Work required
Work out the number of lines with the word "JSON" in the material below, then reply with that number only.

Records that describe figures:
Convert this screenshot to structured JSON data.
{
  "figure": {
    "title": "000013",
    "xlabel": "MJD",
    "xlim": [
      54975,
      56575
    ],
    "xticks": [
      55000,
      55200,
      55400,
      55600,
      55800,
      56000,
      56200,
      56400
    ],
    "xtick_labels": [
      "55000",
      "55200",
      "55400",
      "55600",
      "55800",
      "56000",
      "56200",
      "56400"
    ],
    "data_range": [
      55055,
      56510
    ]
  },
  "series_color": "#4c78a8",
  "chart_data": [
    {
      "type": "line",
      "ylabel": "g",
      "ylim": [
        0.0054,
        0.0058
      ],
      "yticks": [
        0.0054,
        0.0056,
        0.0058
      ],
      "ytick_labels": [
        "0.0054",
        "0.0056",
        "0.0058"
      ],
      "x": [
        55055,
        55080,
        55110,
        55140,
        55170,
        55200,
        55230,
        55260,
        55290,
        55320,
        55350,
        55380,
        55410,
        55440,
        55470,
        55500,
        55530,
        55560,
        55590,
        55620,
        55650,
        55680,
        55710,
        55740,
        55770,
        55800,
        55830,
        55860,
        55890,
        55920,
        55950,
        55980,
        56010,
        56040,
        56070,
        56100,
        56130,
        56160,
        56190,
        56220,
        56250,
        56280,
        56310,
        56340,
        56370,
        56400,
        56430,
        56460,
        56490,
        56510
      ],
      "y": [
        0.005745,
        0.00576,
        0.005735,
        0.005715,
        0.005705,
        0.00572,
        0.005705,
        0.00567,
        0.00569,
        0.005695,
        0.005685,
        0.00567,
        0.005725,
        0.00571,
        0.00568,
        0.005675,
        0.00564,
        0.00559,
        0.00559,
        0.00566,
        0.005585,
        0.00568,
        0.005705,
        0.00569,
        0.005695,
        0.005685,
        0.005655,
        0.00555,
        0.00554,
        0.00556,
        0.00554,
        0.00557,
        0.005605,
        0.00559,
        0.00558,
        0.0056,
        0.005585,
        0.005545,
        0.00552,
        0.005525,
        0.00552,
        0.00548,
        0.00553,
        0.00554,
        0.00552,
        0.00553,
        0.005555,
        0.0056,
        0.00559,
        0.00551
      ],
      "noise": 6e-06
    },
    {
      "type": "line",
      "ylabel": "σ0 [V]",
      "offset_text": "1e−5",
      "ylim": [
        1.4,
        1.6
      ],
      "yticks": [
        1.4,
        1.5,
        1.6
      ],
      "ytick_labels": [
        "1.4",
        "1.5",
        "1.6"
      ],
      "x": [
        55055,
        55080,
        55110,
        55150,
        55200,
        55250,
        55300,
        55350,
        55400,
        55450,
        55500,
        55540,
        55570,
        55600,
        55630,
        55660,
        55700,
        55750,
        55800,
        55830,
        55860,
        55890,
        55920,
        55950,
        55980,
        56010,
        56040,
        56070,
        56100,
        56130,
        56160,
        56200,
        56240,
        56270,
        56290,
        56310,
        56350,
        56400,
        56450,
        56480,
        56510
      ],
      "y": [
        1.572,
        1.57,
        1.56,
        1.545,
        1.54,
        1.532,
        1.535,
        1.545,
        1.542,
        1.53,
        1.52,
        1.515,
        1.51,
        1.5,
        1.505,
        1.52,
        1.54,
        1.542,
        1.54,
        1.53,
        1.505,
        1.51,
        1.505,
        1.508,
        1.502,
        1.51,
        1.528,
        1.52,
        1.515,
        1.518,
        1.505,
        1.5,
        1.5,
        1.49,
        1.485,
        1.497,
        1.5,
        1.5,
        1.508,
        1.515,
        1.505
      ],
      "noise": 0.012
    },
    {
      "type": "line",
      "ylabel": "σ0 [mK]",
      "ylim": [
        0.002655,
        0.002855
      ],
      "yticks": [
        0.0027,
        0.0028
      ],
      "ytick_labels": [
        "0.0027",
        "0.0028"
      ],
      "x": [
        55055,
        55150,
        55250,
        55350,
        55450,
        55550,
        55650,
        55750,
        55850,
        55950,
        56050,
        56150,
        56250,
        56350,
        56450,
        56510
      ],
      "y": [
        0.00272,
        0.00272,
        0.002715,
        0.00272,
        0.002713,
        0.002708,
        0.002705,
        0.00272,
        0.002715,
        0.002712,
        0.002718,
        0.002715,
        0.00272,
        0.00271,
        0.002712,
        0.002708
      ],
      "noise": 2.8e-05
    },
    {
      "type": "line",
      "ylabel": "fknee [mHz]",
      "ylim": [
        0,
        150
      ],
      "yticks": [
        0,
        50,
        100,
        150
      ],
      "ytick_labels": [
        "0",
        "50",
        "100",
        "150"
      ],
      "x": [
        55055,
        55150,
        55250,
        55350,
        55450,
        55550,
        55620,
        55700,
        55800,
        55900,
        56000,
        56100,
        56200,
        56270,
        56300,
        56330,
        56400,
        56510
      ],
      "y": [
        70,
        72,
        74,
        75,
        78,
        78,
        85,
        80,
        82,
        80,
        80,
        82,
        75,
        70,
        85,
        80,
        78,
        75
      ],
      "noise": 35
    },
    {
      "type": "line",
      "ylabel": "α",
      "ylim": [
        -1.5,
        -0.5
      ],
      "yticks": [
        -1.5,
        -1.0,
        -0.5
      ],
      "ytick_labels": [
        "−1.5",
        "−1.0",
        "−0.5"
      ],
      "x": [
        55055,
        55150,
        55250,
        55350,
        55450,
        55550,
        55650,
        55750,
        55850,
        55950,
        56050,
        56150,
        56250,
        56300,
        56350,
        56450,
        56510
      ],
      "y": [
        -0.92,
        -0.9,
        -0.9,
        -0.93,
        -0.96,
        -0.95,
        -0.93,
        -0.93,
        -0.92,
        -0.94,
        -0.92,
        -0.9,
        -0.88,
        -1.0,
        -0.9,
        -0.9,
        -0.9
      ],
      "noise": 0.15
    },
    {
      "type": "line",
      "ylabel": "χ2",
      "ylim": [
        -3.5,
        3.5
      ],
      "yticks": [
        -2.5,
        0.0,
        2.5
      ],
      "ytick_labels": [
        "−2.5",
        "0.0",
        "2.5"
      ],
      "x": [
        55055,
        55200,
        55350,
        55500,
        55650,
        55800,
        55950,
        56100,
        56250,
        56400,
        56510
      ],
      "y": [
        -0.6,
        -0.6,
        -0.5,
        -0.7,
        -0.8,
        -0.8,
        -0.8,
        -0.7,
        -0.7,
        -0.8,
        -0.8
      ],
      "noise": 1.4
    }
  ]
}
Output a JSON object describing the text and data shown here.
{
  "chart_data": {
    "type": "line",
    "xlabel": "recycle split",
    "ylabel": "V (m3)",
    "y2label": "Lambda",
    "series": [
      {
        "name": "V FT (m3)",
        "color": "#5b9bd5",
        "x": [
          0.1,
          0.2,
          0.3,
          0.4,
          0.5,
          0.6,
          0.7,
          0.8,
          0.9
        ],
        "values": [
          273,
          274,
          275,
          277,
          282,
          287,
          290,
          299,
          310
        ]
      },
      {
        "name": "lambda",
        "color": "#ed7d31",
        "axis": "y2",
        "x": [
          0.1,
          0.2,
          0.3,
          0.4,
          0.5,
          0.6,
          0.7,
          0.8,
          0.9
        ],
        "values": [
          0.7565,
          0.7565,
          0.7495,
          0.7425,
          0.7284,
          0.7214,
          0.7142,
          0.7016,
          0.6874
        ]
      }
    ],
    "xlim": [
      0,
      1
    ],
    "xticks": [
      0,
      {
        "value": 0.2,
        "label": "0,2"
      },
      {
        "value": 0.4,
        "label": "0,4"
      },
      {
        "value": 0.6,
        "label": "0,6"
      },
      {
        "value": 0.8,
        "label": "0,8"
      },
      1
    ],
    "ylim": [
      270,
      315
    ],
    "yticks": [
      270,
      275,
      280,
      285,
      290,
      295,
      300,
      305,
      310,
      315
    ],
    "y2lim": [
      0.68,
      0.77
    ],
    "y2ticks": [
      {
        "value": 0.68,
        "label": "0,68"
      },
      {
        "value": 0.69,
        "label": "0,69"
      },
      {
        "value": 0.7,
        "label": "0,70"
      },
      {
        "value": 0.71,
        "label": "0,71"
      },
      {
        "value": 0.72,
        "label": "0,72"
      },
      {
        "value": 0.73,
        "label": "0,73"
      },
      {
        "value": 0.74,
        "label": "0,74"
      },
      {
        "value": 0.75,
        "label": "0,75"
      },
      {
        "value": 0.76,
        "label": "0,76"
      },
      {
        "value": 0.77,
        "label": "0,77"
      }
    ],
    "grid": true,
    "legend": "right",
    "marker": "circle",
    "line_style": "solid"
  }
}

Task result
2